▶ _Task requirements_
Continue the forum thread of condolences for Gabby, the golden retriever, from the point where it stops.

▶ _Page_

It is so hard losing them, she was so pretty, so sorry.


----------



## 2golddogs (Oct 19, 2009)

What a lovely tribute to beautiful Gabby. It is never easy.


----------



## Kevin's Goldens (May 22, 2008)

She is sooooooo beautiful. I love the poem. She will always be with you.


----------



## SweetSoul (Apr 27, 2010)

Thank you all again for your kind words, it means so much.


----------



## C's Mom (Dec 7, 2009)

Gabby is a beautiful golden girl.

The board is so sad tonight with the passing of Tasha and Taya and your missing Gabby. I stopped reading for a few minutes to kiss and hug my boy for all of you who are missing your goldens today.


----------



## 3 goldens (Sep 30, 2005)

Beautiful girl and I know she is missed somuch. She has joined many, many dogs waiting for us.


----------



## Packleader (Nov 27, 2007)

▶ _Material provided_
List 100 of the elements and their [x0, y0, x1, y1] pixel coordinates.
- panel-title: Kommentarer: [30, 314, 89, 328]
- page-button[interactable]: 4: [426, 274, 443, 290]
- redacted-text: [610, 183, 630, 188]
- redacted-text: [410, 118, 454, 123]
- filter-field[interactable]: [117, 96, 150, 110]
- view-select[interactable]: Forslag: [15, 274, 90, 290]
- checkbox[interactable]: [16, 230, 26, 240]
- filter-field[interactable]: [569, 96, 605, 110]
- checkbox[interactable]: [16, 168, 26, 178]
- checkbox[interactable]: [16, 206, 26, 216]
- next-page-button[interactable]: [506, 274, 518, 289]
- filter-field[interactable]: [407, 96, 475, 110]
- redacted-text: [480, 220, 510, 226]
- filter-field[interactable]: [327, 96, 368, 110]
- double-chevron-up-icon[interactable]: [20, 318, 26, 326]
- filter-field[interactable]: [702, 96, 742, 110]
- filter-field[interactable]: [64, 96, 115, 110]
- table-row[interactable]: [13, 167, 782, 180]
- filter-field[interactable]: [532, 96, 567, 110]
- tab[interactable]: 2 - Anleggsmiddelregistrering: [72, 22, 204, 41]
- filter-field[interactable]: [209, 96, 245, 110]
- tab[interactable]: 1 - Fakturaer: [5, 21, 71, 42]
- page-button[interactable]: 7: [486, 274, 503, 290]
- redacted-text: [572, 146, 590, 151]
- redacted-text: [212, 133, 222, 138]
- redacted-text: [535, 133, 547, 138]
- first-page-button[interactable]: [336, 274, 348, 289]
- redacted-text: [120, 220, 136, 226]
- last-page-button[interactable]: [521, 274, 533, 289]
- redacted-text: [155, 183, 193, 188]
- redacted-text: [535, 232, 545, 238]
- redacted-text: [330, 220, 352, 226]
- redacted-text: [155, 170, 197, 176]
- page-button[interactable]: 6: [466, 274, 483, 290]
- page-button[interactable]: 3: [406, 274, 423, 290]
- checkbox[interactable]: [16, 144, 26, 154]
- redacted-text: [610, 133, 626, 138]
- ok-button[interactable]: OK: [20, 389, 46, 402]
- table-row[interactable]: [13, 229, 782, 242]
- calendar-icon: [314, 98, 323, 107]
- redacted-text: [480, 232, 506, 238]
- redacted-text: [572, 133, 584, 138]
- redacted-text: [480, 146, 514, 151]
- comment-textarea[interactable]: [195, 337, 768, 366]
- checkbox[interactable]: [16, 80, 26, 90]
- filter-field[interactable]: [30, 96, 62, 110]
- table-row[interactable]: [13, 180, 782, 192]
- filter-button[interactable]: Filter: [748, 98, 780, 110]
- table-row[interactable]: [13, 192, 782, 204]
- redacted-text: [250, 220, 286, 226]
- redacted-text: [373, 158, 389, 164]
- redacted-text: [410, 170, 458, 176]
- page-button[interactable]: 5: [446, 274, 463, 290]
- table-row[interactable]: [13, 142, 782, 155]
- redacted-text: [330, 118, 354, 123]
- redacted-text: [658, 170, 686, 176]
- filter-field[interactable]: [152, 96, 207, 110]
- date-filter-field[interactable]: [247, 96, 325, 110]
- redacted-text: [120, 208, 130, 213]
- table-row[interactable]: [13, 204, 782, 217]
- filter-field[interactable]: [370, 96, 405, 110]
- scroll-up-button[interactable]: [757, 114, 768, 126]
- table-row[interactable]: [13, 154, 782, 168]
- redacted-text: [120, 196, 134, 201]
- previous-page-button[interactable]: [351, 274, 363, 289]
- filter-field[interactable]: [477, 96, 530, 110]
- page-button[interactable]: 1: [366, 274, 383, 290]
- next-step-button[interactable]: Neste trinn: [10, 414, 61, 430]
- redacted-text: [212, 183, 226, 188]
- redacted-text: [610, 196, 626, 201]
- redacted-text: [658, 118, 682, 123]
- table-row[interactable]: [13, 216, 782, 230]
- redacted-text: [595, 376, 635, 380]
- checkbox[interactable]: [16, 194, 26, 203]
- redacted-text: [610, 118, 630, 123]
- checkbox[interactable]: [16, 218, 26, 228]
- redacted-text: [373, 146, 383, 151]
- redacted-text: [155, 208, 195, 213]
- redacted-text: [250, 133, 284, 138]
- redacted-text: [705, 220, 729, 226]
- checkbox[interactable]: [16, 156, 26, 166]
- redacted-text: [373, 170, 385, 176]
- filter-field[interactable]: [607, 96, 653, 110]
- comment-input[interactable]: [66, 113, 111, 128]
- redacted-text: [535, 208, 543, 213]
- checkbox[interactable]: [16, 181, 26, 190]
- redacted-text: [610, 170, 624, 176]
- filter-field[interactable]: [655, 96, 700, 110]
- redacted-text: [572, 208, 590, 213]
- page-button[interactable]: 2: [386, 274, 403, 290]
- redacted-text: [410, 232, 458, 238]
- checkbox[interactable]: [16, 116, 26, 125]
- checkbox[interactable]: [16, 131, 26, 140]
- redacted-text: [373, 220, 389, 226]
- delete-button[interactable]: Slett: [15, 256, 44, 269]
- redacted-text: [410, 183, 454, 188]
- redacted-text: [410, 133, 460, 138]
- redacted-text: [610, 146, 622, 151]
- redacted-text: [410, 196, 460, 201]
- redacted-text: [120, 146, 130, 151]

▶ _The answer_
Your sweet Gabby is watching over you from the bridge. It's amazing how a golden can make our heart sing and when they are gone it feels as though our heart will not only never sing again but can barely beat. But then in their magical way they will lead you to a place that allows your heart to sing again but a different tune. Just know the moment you feel your heart sing, Gabby is there singing along.


----------



## BeauShel (May 20, 2007)

Gabby was a gorgeous girl. Love al lthe pictures and her expressions. I know she is smiling down on you from the bridge and watching over you until you can meet again.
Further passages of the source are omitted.